» **SET TASK A**: From the article on the 2017 La Copa Junior tournament, pull out the stretch from "La Copa Junior chronology" through "held by CMLL." word for word.
» **SET TASK B**: Pick up the article on the 2017 La Copa Junior Nuevos Valores tournament where it stops and keep writing it.

» **DOCUMENT**:
- Official poster for the tournament final
- Promotion: Consejo Mundial de Lucha Libre
- Date: April 14, 2017; April 21, 2017; April 28, 2017;
- City: Mexico City, Mexico
- Venue: Arena México

Event chronology
| ← Previous Reyes del Aire | Next → 61. Aniversario de Arena México |

La Copa Junior chronology
| ← Previous 2016 | Next → 2017 VIP |

= La Copa Junior Nuevos Valores (2017) =

Mexican professional wrestling tournament

La Copa Junior Nuevos Valores (2017) (Spanish for "The New Values Junior Cup") was a professional wrestling tournament produced and scripted by the Mexican wrestling promotion Consejo Mundial de Lucha Libre (CMLLl; Spanish "World Wrestling Council"). The tournament ran from April 14, 2017 to April 28, 2017 in Arena México in Mexico City, Mexico. CMLL's recurring La Copa Junior tournament featured second, third or fourth generation wrestlers completing against each other. The 2017 version of the La Copa Junior was the ninth tournament held by CMLL.

» **ROWS**:
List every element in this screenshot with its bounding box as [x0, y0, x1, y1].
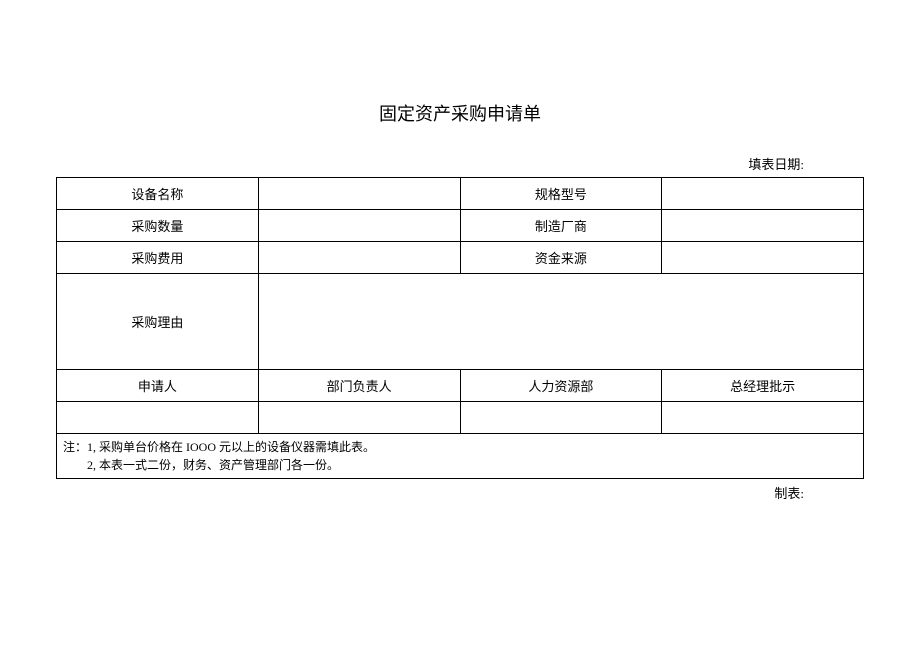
purchase-form-table: 设备名称 规格型号 采购数量 制造厂商 采购费用 资金来源 采购理由 申请人 部… — [56, 177, 864, 479]
label-hr-dept: 人力资源部 — [460, 370, 662, 402]
label-quantity: 采购数量 — [57, 210, 259, 242]
value-cost — [258, 242, 460, 274]
preparer-label: 制表: — [56, 483, 864, 502]
label-cost: 采购费用 — [57, 242, 259, 274]
sig-hr-dept — [460, 402, 662, 434]
label-reason: 采购理由 — [57, 274, 259, 370]
value-quantity — [258, 210, 460, 242]
label-fund-source: 资金来源 — [460, 242, 662, 274]
value-device-name — [258, 178, 460, 210]
fill-date-label: 填表日期: — [56, 154, 864, 173]
label-manufacturer: 制造厂商 — [460, 210, 662, 242]
label-dept-head: 部门负责人 — [258, 370, 460, 402]
value-spec-model — [662, 178, 864, 210]
value-manufacturer — [662, 210, 864, 242]
label-device-name: 设备名称 — [57, 178, 259, 210]
sig-applicant — [57, 402, 259, 434]
value-fund-source — [662, 242, 864, 274]
label-gm-approval: 总经理批示 — [662, 370, 864, 402]
notes-cell: 注：1, 采购单台价格在 IOOO 元以上的设备仪器需填此表。 2, 本表一式二… — [57, 434, 864, 479]
value-reason — [258, 274, 863, 370]
sig-dept-head — [258, 402, 460, 434]
form-title: 固定资产采购申请单 — [56, 100, 864, 126]
sig-gm-approval — [662, 402, 864, 434]
label-applicant: 申请人 — [57, 370, 259, 402]
label-spec-model: 规格型号 — [460, 178, 662, 210]
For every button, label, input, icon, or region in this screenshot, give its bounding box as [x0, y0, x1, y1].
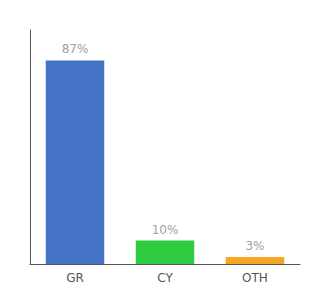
svg-text:CY: CY	[157, 271, 173, 285]
svg-text:GR: GR	[66, 271, 84, 285]
svg-text:OTH: OTH	[242, 271, 268, 285]
svg-text:3%: 3%	[245, 239, 264, 253]
svg-text:87%: 87%	[62, 42, 89, 56]
svg-text:10%: 10%	[152, 223, 179, 237]
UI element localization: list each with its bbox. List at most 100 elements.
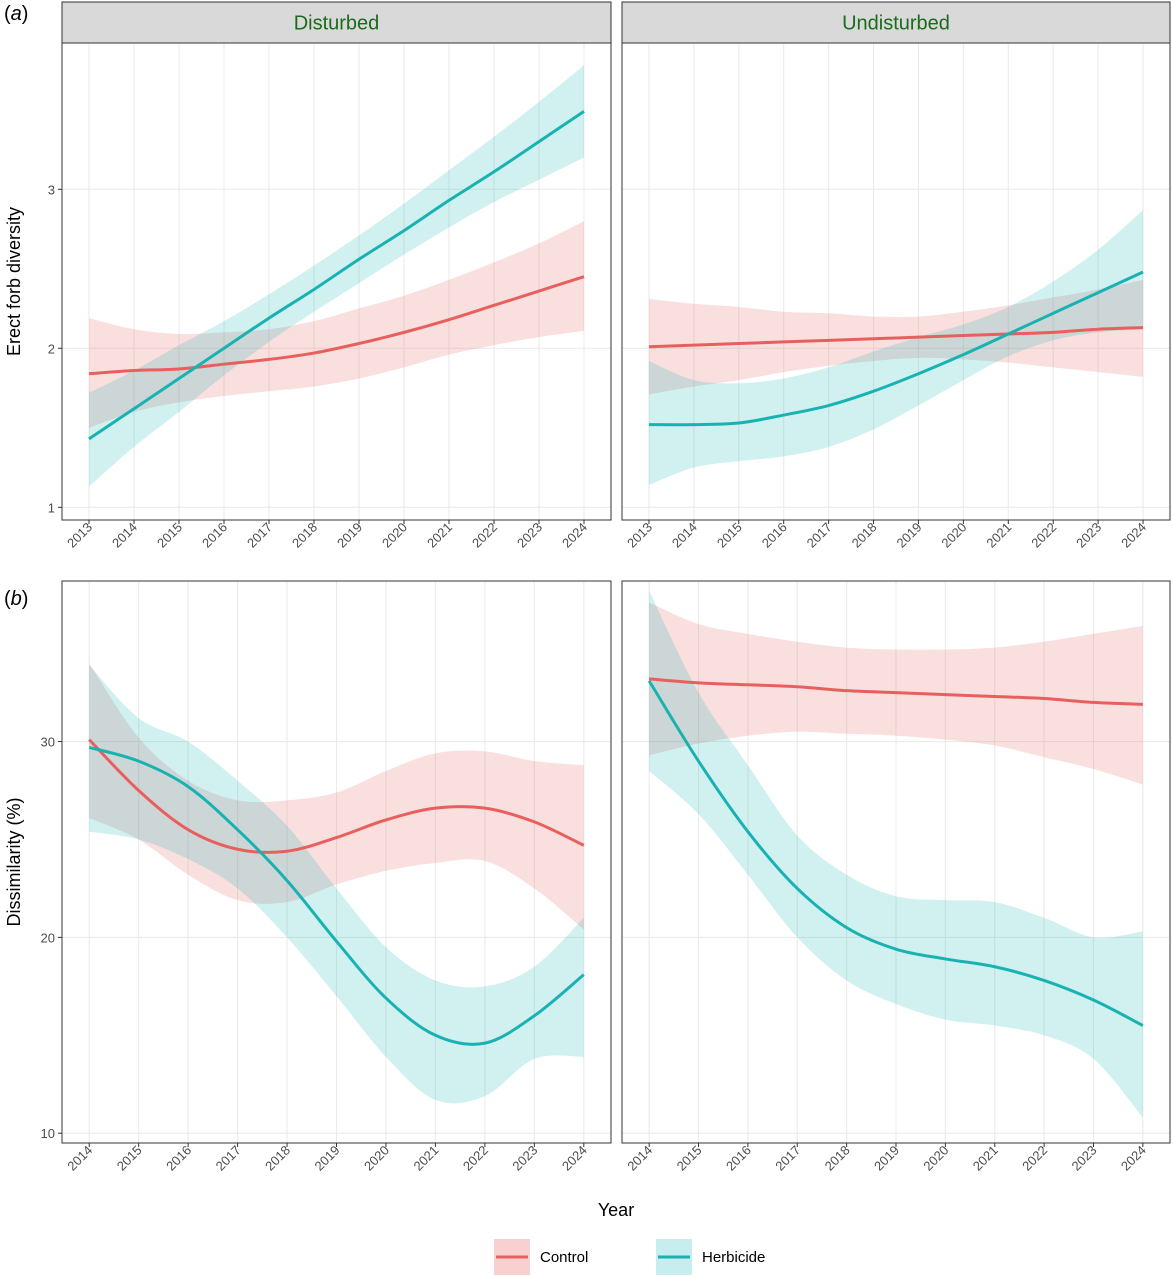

» **FINAL ANSWER A**:
La Copa Junior chronology
| ← Previous 2016 | Next → 2017 VIP |

= La Copa Junior Nuevos Valores (2017) =

Mexican professional wrestling tournament

La Copa Junior Nuevos Valores (2017) (Spanish for "The New Values Junior Cup") was a professional wrestling tournament produced and scripted by the Mexican wrestling promotion Consejo Mundial de Lucha Libre (CMLLl; Spanish "World Wrestling Council"). The tournament ran from April 14, 2017 to April 28, 2017 in Arena México in Mexico City, Mexico. CMLL's recurring La Copa Junior tournament featured second, third or fourth generation wrestlers completing against each other. The 2017 version of the La Copa Junior was the ninth tournament held by CMLL.

» **FINAL ANSWER B**:
The format of the 2017 tournament matches the previous tournament, as well as a number of CMLL's other annual tournaments. 16 wrestlers are divided into two groups of eight that wrestle in a torneo cibernetico elimination match on April 14 and April 21, the survivor of each qualifying torneo cibernetico then faces off against each other in the finals on April 28, 2017. On April 28, 2017 Soberano Jr. defeated Sansón to win the tournament.

==Production==
===Background===
Starting in 1996 the Mexican professional wrestling promotion Consejo Mundial de Lucha Libre ("World Wrestling Council"; CMLL) held their first ever La Copa Junior tournament. CMLL held the tournament to celebrate the fact that lucha libre in Mexico is often a family tradition, with a large number of second, third, or even fourth generation wrestlers following the footsteps of their relatives. The premise of the tournament is that all participants are second-generation or more, although at times the family relationship is a storylines family relationship and not an actual one. One example of this is Dragón Rojo Jr. being billed as the grandson of Dragón Rojo, when in reality that is simply a storyline created by CMLL. The original La Copa Junior was won by Héctor Garza.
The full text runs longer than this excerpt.